## [WHAT YOU HAVE TO DO]
Determine which lines contain the word "this", then copy those lines.

_____

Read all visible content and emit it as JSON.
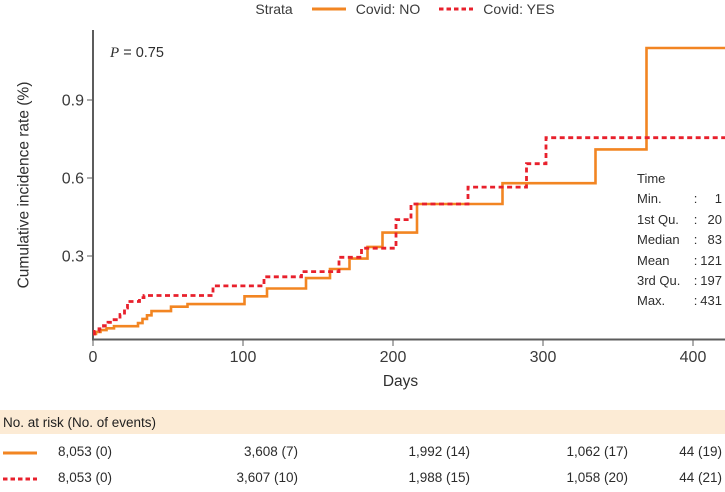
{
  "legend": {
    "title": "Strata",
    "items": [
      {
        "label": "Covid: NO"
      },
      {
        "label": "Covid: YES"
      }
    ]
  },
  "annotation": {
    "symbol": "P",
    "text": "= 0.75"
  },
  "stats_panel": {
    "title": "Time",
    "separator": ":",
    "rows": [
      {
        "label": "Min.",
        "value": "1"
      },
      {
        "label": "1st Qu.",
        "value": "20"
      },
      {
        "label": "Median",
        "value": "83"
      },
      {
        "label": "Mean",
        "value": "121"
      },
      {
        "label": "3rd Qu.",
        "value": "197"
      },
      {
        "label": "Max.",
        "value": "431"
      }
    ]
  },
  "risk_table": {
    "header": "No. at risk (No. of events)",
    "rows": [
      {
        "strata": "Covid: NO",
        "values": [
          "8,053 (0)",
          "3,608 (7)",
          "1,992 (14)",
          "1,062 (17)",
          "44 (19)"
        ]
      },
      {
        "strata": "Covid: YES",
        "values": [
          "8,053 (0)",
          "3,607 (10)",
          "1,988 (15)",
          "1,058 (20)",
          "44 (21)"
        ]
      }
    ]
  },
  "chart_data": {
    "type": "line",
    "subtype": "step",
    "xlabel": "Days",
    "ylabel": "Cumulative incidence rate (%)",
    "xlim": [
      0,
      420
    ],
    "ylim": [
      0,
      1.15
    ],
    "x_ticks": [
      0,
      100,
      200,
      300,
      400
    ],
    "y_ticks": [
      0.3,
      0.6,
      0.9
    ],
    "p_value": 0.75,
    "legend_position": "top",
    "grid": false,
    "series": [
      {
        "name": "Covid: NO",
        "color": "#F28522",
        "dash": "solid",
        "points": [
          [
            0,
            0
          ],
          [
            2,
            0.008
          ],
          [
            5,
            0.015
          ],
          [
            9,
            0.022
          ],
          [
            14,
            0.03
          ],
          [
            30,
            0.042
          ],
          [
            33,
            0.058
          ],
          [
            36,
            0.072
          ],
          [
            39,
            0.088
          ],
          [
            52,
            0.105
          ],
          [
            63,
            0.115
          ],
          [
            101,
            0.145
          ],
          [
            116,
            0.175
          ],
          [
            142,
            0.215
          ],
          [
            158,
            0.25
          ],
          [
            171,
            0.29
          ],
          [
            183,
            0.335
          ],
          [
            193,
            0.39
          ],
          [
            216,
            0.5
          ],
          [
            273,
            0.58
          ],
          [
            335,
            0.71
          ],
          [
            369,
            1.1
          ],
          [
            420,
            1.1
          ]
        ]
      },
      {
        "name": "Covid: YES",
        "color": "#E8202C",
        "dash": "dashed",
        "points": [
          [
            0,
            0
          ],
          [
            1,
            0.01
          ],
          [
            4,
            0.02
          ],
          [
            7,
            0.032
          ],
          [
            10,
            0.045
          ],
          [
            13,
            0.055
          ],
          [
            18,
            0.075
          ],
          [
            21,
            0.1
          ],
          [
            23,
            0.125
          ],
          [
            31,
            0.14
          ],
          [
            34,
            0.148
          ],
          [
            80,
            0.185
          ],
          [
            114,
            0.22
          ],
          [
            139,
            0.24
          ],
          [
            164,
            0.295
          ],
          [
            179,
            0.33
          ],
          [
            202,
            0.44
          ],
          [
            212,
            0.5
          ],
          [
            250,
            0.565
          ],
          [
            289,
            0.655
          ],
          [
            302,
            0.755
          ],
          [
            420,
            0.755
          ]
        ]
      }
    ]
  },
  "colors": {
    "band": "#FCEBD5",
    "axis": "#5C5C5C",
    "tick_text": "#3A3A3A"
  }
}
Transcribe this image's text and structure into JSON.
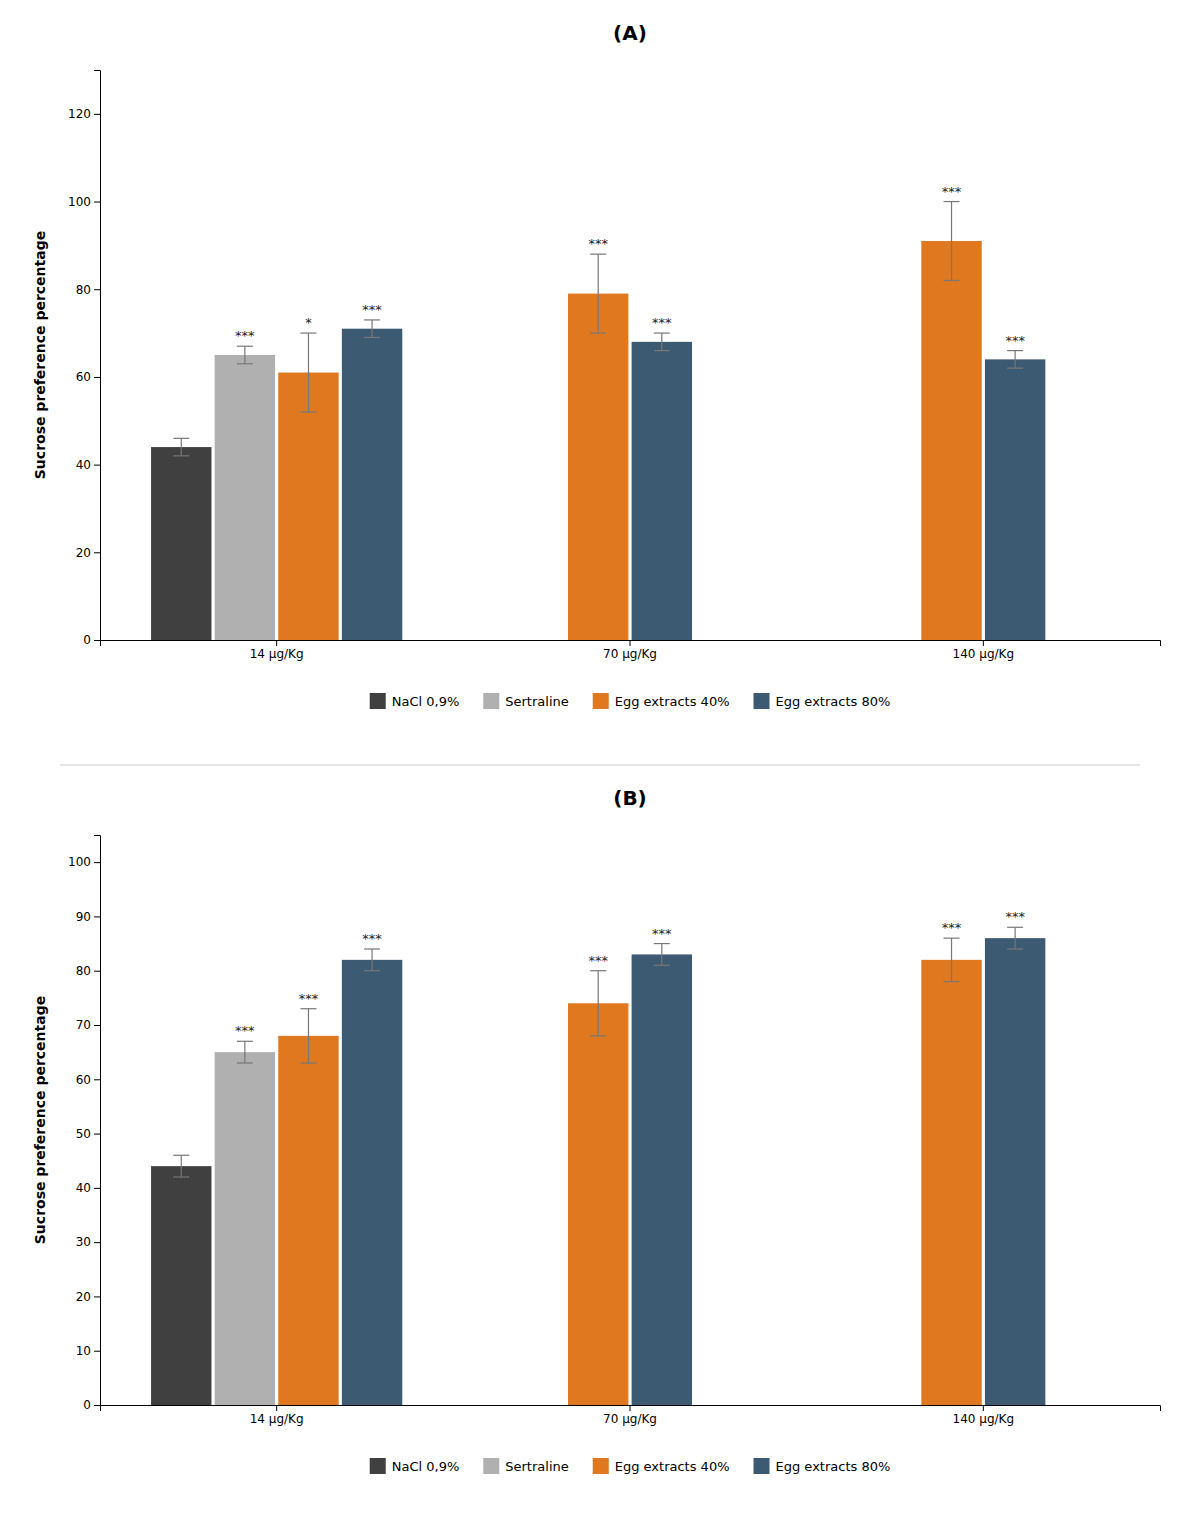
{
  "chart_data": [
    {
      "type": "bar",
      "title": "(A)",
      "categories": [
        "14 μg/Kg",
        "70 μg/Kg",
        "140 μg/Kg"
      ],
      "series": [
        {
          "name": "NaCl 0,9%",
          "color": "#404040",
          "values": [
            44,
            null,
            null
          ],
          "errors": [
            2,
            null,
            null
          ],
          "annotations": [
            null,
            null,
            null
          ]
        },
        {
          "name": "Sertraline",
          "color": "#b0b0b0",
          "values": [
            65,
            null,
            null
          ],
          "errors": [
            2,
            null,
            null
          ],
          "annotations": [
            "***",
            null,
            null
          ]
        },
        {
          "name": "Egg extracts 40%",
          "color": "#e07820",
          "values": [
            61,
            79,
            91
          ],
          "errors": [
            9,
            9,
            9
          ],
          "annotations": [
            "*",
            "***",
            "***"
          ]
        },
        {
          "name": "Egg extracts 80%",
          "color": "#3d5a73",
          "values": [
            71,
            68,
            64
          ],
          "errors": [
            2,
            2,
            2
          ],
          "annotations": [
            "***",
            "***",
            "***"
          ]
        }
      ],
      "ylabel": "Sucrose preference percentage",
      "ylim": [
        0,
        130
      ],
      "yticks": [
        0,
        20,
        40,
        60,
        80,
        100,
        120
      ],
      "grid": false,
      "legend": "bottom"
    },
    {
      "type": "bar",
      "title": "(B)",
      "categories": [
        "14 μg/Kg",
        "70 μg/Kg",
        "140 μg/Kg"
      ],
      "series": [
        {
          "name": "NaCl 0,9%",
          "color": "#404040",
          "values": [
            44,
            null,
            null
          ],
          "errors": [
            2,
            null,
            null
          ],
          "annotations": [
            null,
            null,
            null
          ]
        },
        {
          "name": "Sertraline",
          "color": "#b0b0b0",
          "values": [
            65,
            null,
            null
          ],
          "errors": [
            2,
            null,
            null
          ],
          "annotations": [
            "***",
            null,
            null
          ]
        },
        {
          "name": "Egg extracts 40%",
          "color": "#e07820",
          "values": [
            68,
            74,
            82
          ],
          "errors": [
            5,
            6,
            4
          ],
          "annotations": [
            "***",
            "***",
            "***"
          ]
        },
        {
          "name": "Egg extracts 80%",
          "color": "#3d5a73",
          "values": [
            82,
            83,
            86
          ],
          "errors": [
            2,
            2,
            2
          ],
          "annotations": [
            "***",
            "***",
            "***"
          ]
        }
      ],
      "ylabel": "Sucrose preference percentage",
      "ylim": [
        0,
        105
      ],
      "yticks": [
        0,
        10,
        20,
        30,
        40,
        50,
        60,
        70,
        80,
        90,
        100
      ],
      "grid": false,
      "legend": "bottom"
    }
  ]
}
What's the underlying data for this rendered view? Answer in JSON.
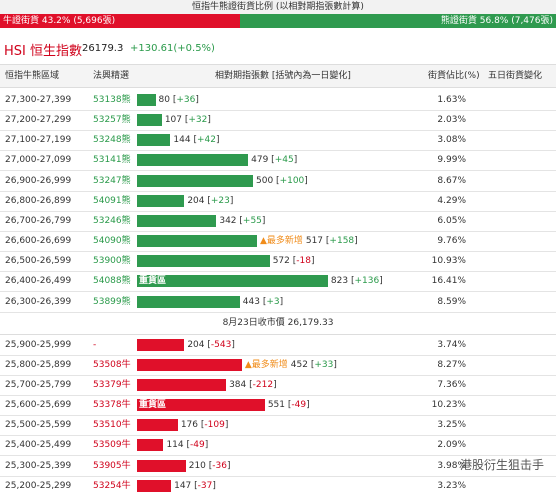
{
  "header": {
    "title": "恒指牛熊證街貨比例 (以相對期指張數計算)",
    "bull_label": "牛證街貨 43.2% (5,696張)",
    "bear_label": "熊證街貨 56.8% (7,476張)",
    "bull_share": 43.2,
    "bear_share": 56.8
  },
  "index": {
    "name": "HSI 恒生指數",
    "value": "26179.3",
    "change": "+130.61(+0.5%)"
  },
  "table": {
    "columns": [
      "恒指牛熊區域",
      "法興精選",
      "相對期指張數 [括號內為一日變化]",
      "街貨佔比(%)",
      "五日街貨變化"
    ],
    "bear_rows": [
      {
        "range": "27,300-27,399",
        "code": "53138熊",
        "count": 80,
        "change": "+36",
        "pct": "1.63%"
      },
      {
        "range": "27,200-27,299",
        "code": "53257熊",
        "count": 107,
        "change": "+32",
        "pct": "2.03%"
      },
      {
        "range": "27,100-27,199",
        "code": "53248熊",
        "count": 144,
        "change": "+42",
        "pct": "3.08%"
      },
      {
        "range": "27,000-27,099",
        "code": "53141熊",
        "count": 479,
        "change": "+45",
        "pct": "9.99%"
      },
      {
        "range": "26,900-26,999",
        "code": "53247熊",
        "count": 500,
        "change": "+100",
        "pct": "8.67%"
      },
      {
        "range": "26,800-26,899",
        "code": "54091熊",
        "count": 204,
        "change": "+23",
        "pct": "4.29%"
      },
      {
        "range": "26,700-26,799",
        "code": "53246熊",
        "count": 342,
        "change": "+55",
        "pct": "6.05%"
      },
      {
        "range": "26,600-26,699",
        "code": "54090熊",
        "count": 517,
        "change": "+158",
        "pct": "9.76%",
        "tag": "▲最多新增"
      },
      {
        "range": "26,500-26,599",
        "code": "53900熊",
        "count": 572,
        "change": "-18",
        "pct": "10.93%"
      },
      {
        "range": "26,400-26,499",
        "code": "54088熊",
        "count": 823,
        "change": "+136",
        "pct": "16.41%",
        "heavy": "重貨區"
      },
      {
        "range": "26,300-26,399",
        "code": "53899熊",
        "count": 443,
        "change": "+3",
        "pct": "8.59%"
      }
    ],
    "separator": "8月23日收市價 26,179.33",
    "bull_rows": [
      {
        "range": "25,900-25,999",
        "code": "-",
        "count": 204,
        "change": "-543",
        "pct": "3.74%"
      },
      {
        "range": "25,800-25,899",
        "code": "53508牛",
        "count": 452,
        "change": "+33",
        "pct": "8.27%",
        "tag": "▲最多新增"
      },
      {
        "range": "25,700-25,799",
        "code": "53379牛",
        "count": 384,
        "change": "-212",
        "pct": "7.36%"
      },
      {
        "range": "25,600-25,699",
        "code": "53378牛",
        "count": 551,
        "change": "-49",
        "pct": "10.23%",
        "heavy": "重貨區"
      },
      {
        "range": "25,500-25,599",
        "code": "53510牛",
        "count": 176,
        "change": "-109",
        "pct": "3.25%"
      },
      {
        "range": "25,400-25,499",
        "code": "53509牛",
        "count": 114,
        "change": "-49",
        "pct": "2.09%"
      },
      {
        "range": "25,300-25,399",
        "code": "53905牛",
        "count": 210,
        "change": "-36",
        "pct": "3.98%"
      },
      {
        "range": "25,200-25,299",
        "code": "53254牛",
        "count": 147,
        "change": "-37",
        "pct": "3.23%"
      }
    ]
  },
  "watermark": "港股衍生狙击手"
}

_____

## [WRITTEN ANSWER]
Transcribe this image's text and structure into JSON.
What's the underlying data for this rendered view? Answer in JSON.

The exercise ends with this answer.